Please give the listing again, word for word, with nothing left out.

--- Begin Provided information ---

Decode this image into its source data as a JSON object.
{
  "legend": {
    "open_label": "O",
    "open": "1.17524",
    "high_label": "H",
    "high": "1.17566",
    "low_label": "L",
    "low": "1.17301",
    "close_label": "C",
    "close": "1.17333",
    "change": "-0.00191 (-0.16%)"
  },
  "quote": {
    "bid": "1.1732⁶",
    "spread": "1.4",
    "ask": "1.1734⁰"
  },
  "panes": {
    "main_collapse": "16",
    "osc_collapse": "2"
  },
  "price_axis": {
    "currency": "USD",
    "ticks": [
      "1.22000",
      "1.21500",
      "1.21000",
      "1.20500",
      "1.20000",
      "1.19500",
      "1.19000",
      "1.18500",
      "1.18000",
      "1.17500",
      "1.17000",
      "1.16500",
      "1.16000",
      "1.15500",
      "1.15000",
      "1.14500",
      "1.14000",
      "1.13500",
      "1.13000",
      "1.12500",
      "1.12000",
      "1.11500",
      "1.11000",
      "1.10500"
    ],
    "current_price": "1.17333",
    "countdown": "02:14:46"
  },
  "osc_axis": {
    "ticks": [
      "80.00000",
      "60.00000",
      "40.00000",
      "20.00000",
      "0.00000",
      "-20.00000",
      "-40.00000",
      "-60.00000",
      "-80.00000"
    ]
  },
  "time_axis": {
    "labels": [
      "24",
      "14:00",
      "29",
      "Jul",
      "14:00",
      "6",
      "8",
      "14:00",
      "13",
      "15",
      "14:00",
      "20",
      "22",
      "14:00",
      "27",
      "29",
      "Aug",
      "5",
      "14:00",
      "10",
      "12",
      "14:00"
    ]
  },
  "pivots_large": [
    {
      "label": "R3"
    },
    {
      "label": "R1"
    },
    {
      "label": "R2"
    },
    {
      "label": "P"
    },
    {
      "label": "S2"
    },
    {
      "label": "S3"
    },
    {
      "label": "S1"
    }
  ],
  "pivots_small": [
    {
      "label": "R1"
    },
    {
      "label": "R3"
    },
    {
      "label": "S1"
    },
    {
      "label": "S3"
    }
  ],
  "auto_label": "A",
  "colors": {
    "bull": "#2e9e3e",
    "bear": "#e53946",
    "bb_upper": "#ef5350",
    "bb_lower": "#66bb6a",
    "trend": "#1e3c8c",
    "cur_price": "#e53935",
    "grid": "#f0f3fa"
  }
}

--- End Provided information ---

- Response to the exercise
Decode this image into its source data as a JSON object.
{
  "legend": {
    "open_label": "O",
    "open": "1.17524",
    "high_label": "H",
    "high": "1.17566",
    "low_label": "L",
    "low": "1.17301",
    "close_label": "C",
    "close": "1.17333",
    "change": "-0.00191 (-0.16%)"
  },
  "quote": {
    "bid": "1.1732⁶",
    "spread": "1.4",
    "ask": "1.1734⁰"
  },
  "panes": {
    "main_collapse": "16",
    "osc_collapse": "2"
  },
  "price_axis": {
    "currency": "USD",
    "ticks": [
      "1.22000",
      "1.21500",
      "1.21000",
      "1.20500",
      "1.20000",
      "1.19500",
      "1.19000",
      "1.18500",
      "1.18000",
      "1.17500",
      "1.17000",
      "1.16500",
      "1.16000",
      "1.15500",
      "1.15000",
      "1.14500",
      "1.14000",
      "1.13500",
      "1.13000",
      "1.12500",
      "1.12000",
      "1.11500",
      "1.11000",
      "1.10500"
    ],
    "current_price": "1.17333",
    "countdown": "02:14:46"
  },
  "osc_axis": {
    "ticks": [
      "80.00000",
      "60.00000",
      "40.00000",
      "20.00000",
      "0.00000",
      "-20.00000",
      "-40.00000",
      "-60.00000",
      "-80.00000"
    ]
  },
  "time_axis": {
    "labels": [
      "24",
      "14:00",
      "29",
      "Jul",
      "14:00",
      "6",
      "8",
      "14:00",
      "13",
      "15",
      "14:00",
      "20",
      "22",
      "14:00",
      "27",
      "29",
      "Aug",
      "5",
      "14:00",
      "10",
      "12",
      "14:00"
    ]
  },
  "pivots_large": [
    {
      "label": "R3"
    },
    {
      "label": "R1"
    },
    {
      "label": "R2"
    },
    {
      "label": "P"
    },
    {
      "label": "S2"
    },
    {
      "label": "S3"
    },
    {
      "label": "S1"
    }
  ],
  "pivots_small": [
    {
      "label": "R1"
    },
    {
      "label": "R3"
    },
    {
      "label": "S1"
    },
    {
      "label": "S3"
    }
  ],
  "auto_label": "A",
  "colors": {
    "bull": "#2e9e3e",
    "bear": "#e53946",
    "bb_upper": "#ef5350",
    "bb_lower": "#66bb6a",
    "trend": "#1e3c8c",
    "cur_price": "#e53935",
    "grid": "#f0f3fa"
  }
}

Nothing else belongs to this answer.